# Exercise objective
Every line below is to be copied exactly, with the pictures left out.

Extracted records start

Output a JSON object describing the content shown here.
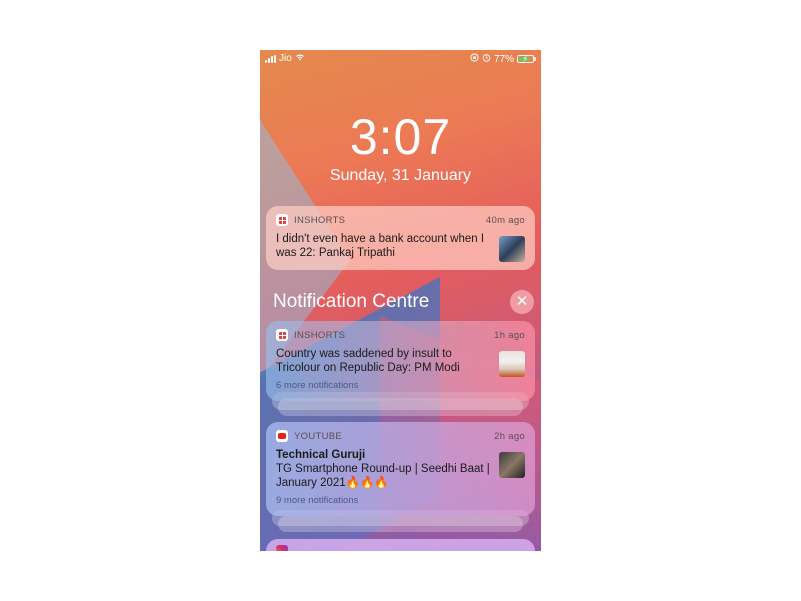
{
  "status_bar": {
    "carrier": "Jio",
    "battery_percent": "77%",
    "battery_level": 0.77
  },
  "lock_screen": {
    "time": "3:07",
    "date": "Sunday, 31 January"
  },
  "notifications_top": [
    {
      "app": "INSHORTS",
      "age": "40m ago",
      "message": "I didn't even have a bank account when I was 22: Pankaj Tripathi"
    }
  ],
  "notification_centre": {
    "title": "Notification Centre",
    "groups": [
      {
        "app": "INSHORTS",
        "age": "1h ago",
        "message": "Country was saddened by insult to Tricolour on Republic Day: PM Modi",
        "more": "6 more notifications"
      },
      {
        "app": "YOUTUBE",
        "age": "2h ago",
        "title": "Technical Guruji",
        "message": "TG Smartphone Round-up | Seedhi Baat | January 2021🔥🔥🔥",
        "more": "9 more notifications"
      }
    ]
  },
  "icons": [
    "signal-icon",
    "wifi-icon",
    "orientation-lock-icon",
    "alarm-icon",
    "battery-icon",
    "inshorts-icon",
    "youtube-icon",
    "close-icon",
    "instagram-icon"
  ],
  "colors": {
    "wallpaper_top": "#e38a4c",
    "wallpaper_bottom": "#7a5fb2",
    "battery_fill": "#4cd964",
    "youtube_red": "#e62117",
    "inshorts_red": "#d9433a"
  }
}
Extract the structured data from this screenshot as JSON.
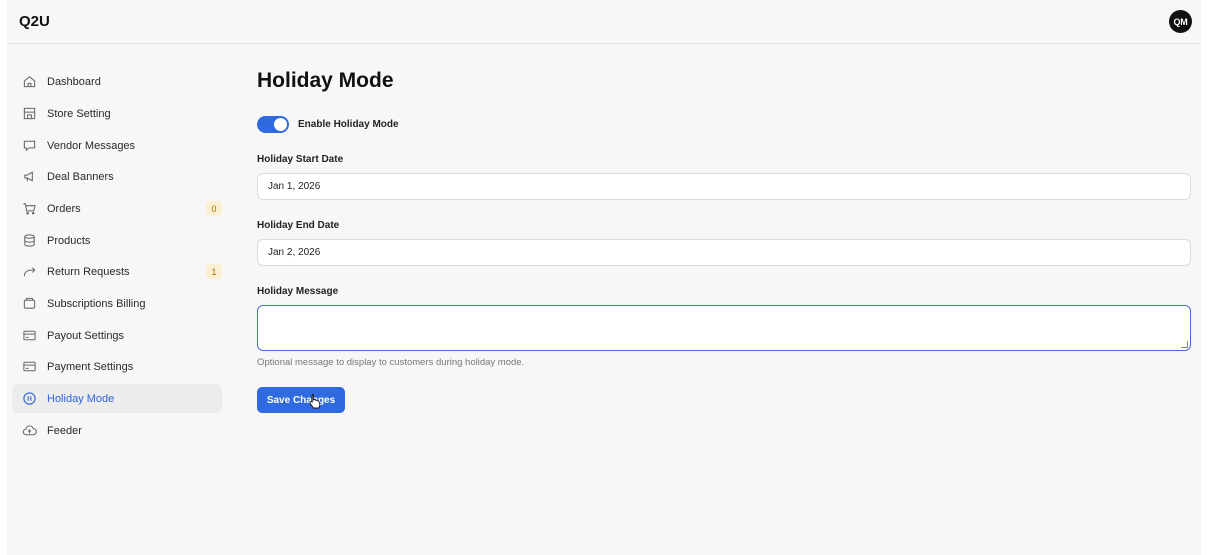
{
  "app": {
    "brand": "Q2U",
    "avatar_initials": "QM"
  },
  "sidebar": {
    "items": [
      {
        "label": "Dashboard",
        "icon": "home-icon"
      },
      {
        "label": "Store Setting",
        "icon": "store-icon"
      },
      {
        "label": "Vendor Messages",
        "icon": "chat-icon"
      },
      {
        "label": "Deal Banners",
        "icon": "megaphone-icon"
      },
      {
        "label": "Orders",
        "icon": "cart-icon",
        "badge": "0"
      },
      {
        "label": "Products",
        "icon": "database-icon"
      },
      {
        "label": "Return Requests",
        "icon": "return-arrow-icon",
        "badge": "1"
      },
      {
        "label": "Subscriptions Billing",
        "icon": "wallet-icon"
      },
      {
        "label": "Payout Settings",
        "icon": "card-icon"
      },
      {
        "label": "Payment Settings",
        "icon": "card-icon"
      },
      {
        "label": "Holiday Mode",
        "icon": "pause-circle-icon",
        "active": true
      },
      {
        "label": "Feeder",
        "icon": "cloud-upload-icon"
      }
    ]
  },
  "main": {
    "title": "Holiday Mode",
    "toggle": {
      "label": "Enable Holiday Mode",
      "enabled": true
    },
    "start_date": {
      "label": "Holiday Start Date",
      "value": "Jan 1, 2026"
    },
    "end_date": {
      "label": "Holiday End Date",
      "value": "Jan 2, 2026"
    },
    "message": {
      "label": "Holiday Message",
      "value": "",
      "hint": "Optional message to display to customers during holiday mode."
    },
    "save_label": "Save Changes"
  },
  "colors": {
    "accent": "#2f6ae0",
    "badge_bg": "#fbf1d2",
    "active_text": "#2f63d6"
  }
}
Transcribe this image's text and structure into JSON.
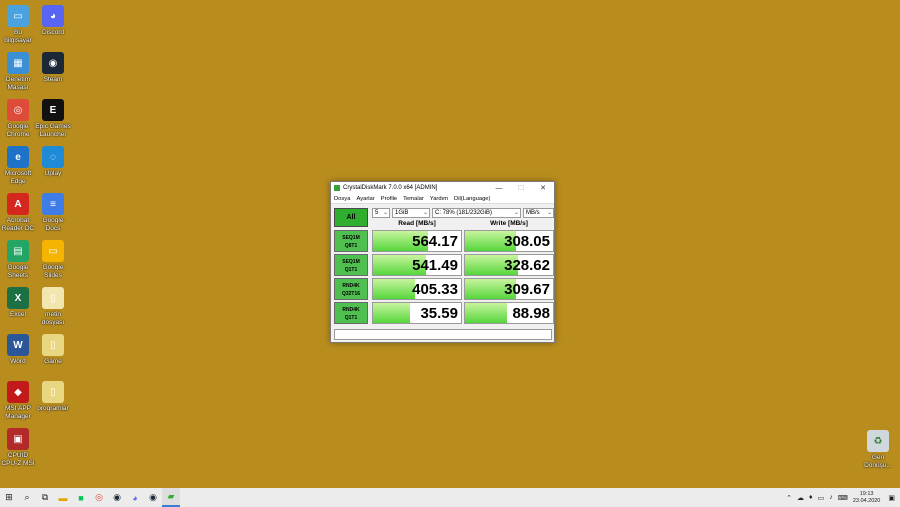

Extracted records end

# Solution for this task
Output a JSON object describing the content shown here.
{
  "status_bar": {
    "carrier": "Jio",
    "battery_percent": "77%",
    "battery_level": 0.77
  },
  "lock_screen": {
    "time": "3:07",
    "date": "Sunday, 31 January"
  },
  "notifications_top": [
    {
      "app": "INSHORTS",
      "age": "40m ago",
      "message": "I didn't even have a bank account when I was 22: Pankaj Tripathi"
    }
  ],
  "notification_centre": {
    "title": "Notification Centre",
    "groups": [
      {
        "app": "INSHORTS",
        "age": "1h ago",
        "message": "Country was saddened by insult to Tricolour on Republic Day: PM Modi",
        "more": "6 more notifications"
      },
      {
        "app": "YOUTUBE",
        "age": "2h ago",
        "title": "Technical Guruji",
        "message": "TG Smartphone Round-up | Seedhi Baat | January 2021🔥🔥🔥",
        "more": "9 more notifications"
      }
    ]
  },
  "icons": [
    "signal-icon",
    "wifi-icon",
    "orientation-lock-icon",
    "alarm-icon",
    "battery-icon",
    "inshorts-icon",
    "youtube-icon",
    "close-icon",
    "instagram-icon"
  ],
  "colors": {
    "wallpaper_top": "#e38a4c",
    "wallpaper_bottom": "#7a5fb2",
    "battery_fill": "#4cd964",
    "youtube_red": "#e62117",
    "inshorts_red": "#d9433a"
  }
}
Extract the structured data from this screenshot as JSON.
{
  "app": {
    "brand": "Q2U",
    "avatar_initials": "QM"
  },
  "sidebar": {
    "items": [
      {
        "label": "Dashboard",
        "icon": "home-icon"
      },
      {
        "label": "Store Setting",
        "icon": "store-icon"
      },
      {
        "label": "Vendor Messages",
        "icon": "chat-icon"
      },
      {
        "label": "Deal Banners",
        "icon": "megaphone-icon"
      },
      {
        "label": "Orders",
        "icon": "cart-icon",
        "badge": "0"
      },
      {
        "label": "Products",
        "icon": "database-icon"
      },
      {
        "label": "Return Requests",
        "icon": "return-arrow-icon",
        "badge": "1"
      },
      {
        "label": "Subscriptions Billing",
        "icon": "wallet-icon"
      },
      {
        "label": "Payout Settings",
        "icon": "card-icon"
      },
      {
        "label": "Payment Settings",
        "icon": "card-icon"
      },
      {
        "label": "Holiday Mode",
        "icon": "pause-circle-icon",
        "active": true
      },
      {
        "label": "Feeder",
        "icon": "cloud-upload-icon"
      }
    ]
  },
  "main": {
    "title": "Holiday Mode",
    "toggle": {
      "label": "Enable Holiday Mode",
      "enabled": true
    },
    "start_date": {
      "label": "Holiday Start Date",
      "value": "Jan 1, 2026"
    },
    "end_date": {
      "label": "Holiday End Date",
      "value": "Jan 2, 2026"
    },
    "message": {
      "label": "Holiday Message",
      "value": "",
      "hint": "Optional message to display to customers during holiday mode."
    },
    "save_label": "Save Changes"
  },
  "colors": {
    "accent": "#2f6ae0",
    "badge_bg": "#fbf1d2",
    "active_text": "#2f63d6"
  }
}
Transcribe this image's text and structure into JSON.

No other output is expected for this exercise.